Copy each line that contains the word "строкой".

▶ **Supplied records**
▼

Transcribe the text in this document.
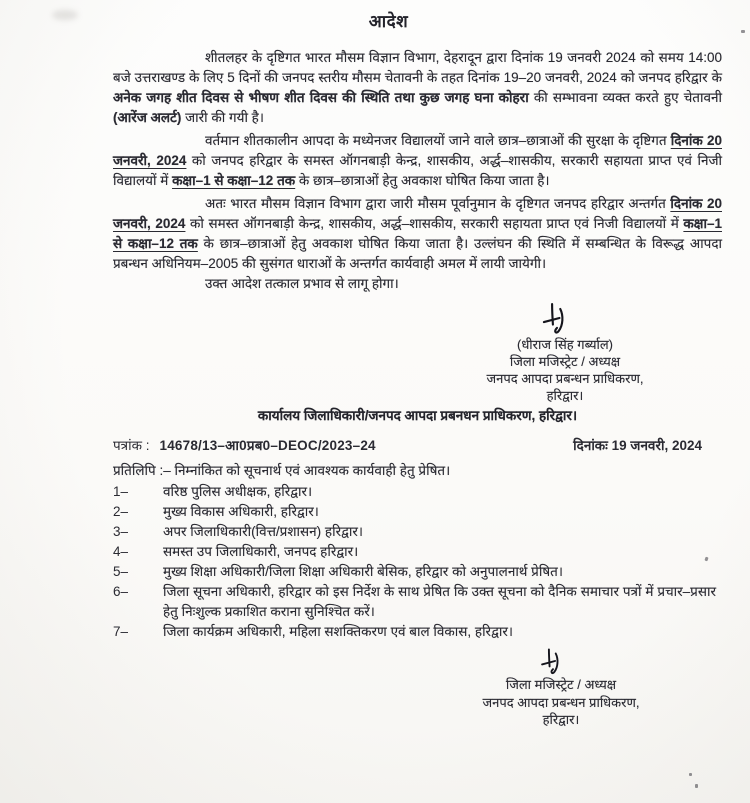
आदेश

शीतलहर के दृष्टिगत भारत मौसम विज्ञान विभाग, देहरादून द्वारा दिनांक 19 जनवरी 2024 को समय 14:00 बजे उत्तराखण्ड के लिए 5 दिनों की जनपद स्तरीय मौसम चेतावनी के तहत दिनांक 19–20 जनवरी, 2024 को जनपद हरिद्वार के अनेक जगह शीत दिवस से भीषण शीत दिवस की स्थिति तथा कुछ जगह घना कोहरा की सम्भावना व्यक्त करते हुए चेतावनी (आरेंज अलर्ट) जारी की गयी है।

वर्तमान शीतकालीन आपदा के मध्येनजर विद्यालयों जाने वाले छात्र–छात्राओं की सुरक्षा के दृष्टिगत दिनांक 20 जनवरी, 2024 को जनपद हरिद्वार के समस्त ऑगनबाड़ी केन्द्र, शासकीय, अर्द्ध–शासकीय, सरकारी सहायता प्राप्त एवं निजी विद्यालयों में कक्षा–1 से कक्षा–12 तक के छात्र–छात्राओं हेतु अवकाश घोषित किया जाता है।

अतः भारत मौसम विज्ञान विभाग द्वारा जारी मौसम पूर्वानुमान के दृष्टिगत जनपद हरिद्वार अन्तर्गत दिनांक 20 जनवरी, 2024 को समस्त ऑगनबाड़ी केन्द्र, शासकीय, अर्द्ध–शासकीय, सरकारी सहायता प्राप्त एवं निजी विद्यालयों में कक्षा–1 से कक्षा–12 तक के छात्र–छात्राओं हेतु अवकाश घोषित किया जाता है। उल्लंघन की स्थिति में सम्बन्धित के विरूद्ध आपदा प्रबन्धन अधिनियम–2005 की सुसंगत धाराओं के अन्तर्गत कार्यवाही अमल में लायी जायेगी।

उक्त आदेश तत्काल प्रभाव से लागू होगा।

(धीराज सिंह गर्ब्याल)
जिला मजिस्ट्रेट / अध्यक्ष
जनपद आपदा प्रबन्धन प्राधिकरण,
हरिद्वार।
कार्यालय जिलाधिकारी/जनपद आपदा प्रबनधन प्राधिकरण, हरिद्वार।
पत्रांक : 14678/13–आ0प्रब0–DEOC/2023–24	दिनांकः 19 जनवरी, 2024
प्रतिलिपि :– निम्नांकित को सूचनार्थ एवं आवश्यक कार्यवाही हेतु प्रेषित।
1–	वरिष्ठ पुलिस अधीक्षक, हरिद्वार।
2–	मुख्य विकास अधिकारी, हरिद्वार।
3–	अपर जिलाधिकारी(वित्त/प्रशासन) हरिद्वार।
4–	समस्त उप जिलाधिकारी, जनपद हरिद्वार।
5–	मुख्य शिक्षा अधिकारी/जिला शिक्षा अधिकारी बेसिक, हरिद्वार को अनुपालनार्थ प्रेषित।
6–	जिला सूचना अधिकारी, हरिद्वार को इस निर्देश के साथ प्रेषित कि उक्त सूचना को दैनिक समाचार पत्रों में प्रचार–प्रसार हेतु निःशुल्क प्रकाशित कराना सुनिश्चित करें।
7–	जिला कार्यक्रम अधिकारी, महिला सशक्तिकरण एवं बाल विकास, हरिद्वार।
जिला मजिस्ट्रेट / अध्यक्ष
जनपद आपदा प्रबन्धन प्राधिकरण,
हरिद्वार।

▲
▼

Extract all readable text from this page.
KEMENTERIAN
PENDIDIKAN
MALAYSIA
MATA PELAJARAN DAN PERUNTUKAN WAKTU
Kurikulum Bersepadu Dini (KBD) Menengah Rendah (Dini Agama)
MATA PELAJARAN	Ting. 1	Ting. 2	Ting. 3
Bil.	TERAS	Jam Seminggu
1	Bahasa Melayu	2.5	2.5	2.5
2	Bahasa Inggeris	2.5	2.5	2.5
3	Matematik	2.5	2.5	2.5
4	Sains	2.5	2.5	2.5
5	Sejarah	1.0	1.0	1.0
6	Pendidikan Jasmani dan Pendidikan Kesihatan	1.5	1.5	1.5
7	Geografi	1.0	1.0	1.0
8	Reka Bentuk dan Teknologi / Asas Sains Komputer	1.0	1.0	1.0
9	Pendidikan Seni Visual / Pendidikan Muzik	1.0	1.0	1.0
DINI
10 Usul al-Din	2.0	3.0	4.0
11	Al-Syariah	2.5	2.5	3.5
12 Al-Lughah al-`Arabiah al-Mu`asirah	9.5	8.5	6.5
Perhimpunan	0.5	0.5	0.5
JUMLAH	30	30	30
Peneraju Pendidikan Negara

▲
▼

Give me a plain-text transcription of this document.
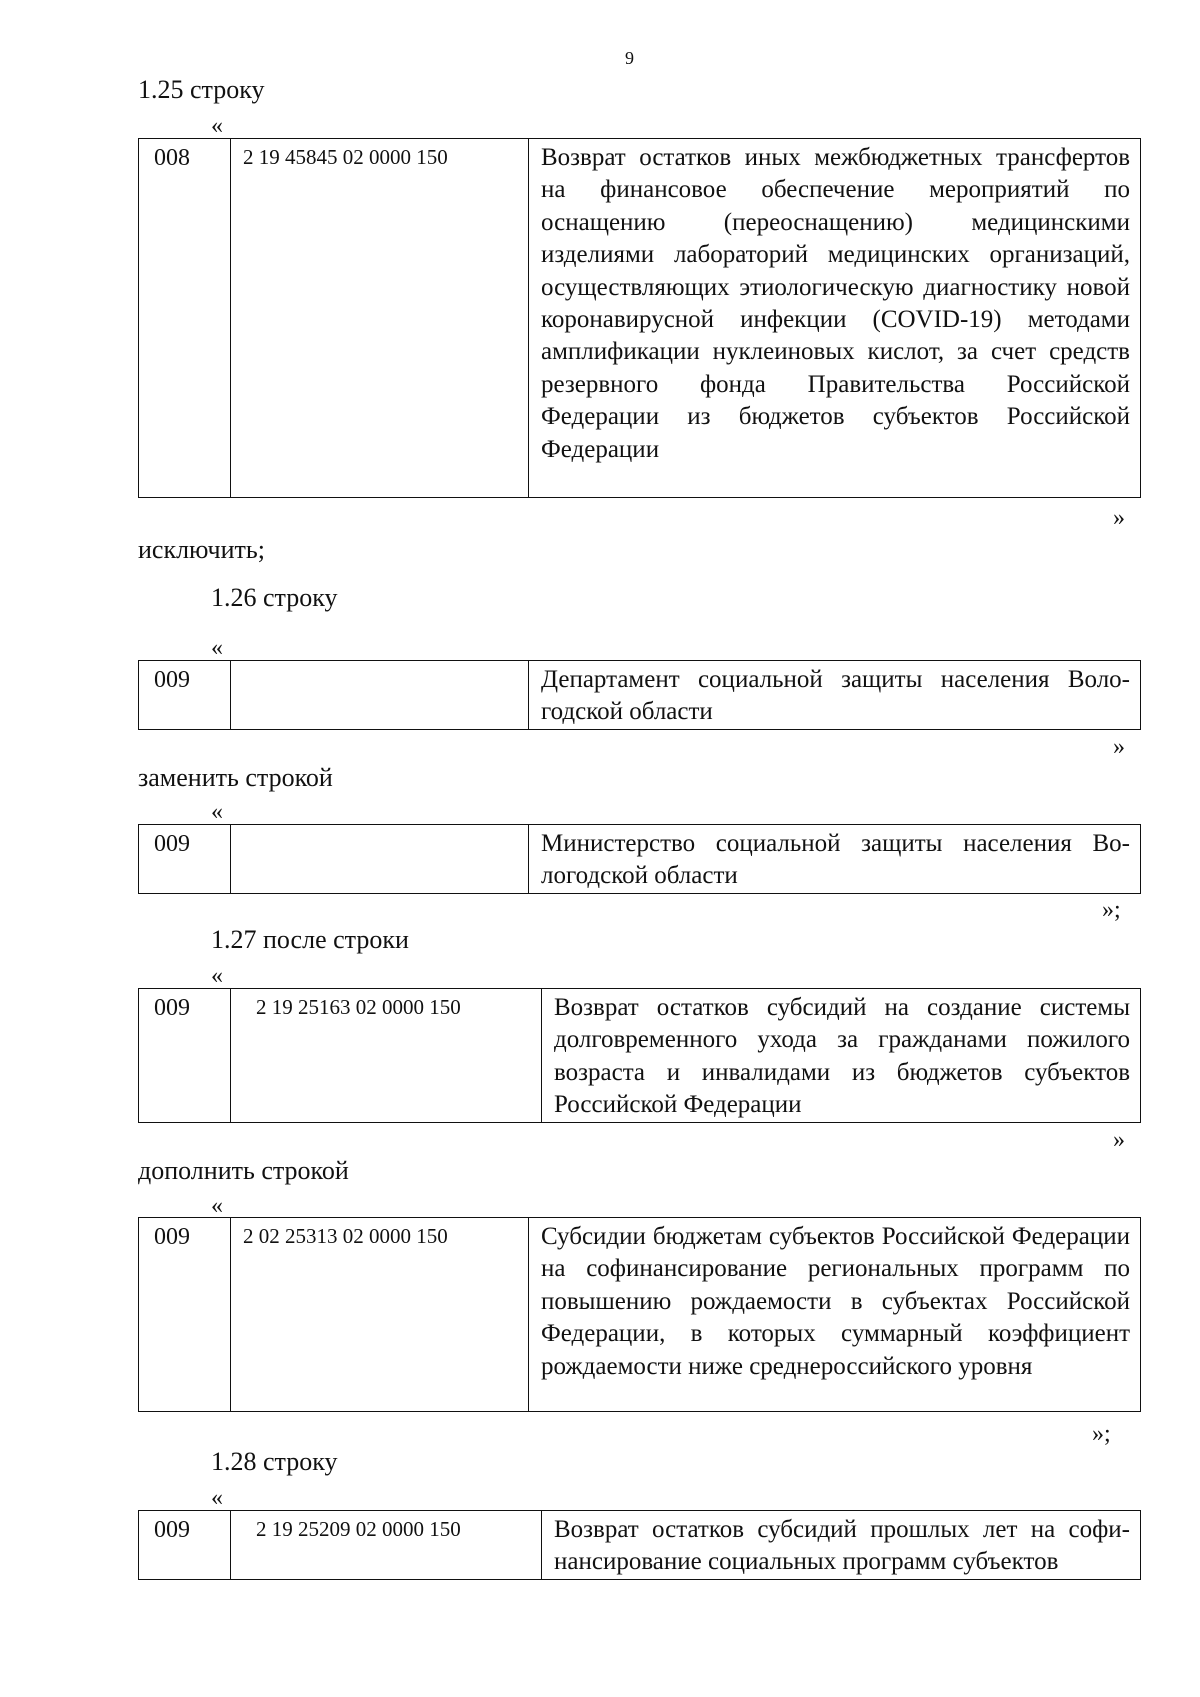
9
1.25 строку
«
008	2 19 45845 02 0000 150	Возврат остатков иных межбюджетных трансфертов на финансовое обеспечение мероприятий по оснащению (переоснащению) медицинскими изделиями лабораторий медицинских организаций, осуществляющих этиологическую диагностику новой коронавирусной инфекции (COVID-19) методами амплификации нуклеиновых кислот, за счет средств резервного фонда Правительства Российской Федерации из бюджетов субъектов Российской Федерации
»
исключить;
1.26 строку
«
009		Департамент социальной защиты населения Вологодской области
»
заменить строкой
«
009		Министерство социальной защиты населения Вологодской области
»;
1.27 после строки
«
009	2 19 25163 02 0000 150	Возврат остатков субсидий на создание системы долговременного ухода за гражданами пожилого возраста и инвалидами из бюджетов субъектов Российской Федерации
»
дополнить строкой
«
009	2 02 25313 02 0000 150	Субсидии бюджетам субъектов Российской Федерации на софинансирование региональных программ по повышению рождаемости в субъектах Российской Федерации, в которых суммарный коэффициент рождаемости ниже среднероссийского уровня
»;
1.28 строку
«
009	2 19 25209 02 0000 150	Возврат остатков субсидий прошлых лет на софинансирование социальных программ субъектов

▲

▶ **Result of the exercise**
заменить строкой
дополнить строкой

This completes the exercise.